What you are asked to do:
Copy out each line containing "label" from the entries below.

──────── Provided records

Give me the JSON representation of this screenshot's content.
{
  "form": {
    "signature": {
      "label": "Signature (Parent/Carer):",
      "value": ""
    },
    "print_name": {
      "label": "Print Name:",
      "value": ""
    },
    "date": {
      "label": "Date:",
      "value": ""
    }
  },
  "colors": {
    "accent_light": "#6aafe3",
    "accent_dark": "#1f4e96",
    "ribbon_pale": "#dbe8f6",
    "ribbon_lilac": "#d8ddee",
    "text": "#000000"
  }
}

────────────────

Solution:
      "label": "Signature (Parent/Carer):",
      "label": "Print Name:",
      "label": "Date:",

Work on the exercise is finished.